Collection entries
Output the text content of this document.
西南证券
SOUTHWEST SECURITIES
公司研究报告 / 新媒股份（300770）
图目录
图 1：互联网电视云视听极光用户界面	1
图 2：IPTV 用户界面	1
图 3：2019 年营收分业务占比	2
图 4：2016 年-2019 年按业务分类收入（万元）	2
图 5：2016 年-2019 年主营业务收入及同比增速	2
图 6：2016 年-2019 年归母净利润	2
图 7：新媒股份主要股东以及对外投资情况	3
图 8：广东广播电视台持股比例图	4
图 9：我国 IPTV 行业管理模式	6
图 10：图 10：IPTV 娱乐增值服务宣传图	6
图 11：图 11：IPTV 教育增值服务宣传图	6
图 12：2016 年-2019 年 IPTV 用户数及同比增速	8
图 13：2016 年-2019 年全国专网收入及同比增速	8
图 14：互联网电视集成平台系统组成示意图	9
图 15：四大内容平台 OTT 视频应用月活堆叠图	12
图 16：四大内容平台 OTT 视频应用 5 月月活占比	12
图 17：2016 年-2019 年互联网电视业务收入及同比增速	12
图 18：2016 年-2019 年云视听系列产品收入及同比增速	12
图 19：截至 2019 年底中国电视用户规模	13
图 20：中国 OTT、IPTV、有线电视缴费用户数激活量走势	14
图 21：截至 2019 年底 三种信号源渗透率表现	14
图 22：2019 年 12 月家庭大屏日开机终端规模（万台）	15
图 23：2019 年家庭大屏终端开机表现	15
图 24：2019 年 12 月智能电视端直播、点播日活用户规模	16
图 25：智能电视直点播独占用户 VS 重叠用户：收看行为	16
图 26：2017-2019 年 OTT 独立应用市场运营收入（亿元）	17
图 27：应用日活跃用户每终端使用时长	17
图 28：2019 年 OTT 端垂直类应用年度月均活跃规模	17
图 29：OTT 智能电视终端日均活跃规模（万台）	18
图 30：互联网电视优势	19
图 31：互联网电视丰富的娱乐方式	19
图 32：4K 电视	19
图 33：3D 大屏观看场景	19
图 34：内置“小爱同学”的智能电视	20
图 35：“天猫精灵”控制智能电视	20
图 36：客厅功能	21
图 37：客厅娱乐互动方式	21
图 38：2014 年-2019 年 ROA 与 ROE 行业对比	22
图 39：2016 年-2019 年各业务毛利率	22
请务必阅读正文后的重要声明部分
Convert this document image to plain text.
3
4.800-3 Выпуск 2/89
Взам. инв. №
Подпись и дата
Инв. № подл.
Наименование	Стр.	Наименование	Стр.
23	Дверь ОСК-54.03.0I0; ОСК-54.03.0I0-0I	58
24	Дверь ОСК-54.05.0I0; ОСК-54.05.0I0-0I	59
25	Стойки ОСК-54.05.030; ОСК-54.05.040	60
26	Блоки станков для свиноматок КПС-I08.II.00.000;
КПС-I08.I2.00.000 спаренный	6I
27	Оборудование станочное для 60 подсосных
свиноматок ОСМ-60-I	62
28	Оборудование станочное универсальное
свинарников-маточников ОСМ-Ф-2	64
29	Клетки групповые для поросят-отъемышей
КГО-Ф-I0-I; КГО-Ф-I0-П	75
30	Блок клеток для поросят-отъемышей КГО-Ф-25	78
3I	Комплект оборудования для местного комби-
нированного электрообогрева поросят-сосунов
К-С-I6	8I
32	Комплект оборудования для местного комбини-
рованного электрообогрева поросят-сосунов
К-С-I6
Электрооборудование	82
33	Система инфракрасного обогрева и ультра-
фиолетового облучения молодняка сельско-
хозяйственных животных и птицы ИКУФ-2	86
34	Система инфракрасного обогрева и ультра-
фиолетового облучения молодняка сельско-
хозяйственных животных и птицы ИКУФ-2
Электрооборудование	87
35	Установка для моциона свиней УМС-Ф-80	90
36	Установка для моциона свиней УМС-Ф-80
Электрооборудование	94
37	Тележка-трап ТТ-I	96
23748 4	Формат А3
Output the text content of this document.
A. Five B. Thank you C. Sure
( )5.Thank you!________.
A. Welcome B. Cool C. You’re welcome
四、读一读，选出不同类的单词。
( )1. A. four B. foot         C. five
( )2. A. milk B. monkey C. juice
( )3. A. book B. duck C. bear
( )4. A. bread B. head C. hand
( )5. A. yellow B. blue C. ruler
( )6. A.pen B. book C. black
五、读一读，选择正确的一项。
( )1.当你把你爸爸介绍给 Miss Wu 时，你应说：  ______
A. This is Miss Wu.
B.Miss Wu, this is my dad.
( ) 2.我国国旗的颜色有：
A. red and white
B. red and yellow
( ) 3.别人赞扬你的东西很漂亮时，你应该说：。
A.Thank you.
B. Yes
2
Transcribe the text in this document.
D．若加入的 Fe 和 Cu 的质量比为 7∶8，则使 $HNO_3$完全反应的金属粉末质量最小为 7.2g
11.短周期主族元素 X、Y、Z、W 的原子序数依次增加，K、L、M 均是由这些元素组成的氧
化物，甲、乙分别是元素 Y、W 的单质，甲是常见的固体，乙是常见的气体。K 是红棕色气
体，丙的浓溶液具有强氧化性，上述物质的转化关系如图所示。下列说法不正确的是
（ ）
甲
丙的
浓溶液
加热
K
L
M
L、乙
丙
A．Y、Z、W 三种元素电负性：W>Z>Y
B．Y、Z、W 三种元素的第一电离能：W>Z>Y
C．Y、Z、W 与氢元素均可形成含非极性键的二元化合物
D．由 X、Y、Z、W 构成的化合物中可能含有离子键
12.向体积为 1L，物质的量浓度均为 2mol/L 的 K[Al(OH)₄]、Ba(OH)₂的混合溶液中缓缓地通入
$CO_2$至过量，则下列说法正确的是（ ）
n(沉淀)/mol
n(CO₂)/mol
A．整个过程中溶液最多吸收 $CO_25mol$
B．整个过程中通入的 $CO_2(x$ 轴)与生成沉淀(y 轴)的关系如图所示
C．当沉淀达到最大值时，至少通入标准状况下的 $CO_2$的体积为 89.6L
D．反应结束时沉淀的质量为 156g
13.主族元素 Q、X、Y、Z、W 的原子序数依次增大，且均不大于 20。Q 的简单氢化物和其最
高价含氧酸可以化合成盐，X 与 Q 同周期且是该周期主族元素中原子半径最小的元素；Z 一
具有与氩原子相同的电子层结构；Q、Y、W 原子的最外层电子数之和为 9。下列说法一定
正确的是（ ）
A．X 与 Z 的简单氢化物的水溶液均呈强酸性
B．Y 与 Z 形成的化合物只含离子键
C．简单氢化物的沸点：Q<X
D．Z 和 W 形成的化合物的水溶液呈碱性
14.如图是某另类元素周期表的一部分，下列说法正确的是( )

**Your objective**
Copy each line of the listing that holds the word "ИКУФ".

**Output of the task**
хозяйственных животных и птицы ИКУФ-2	86
хозяйственных животных и птицы ИКУФ-2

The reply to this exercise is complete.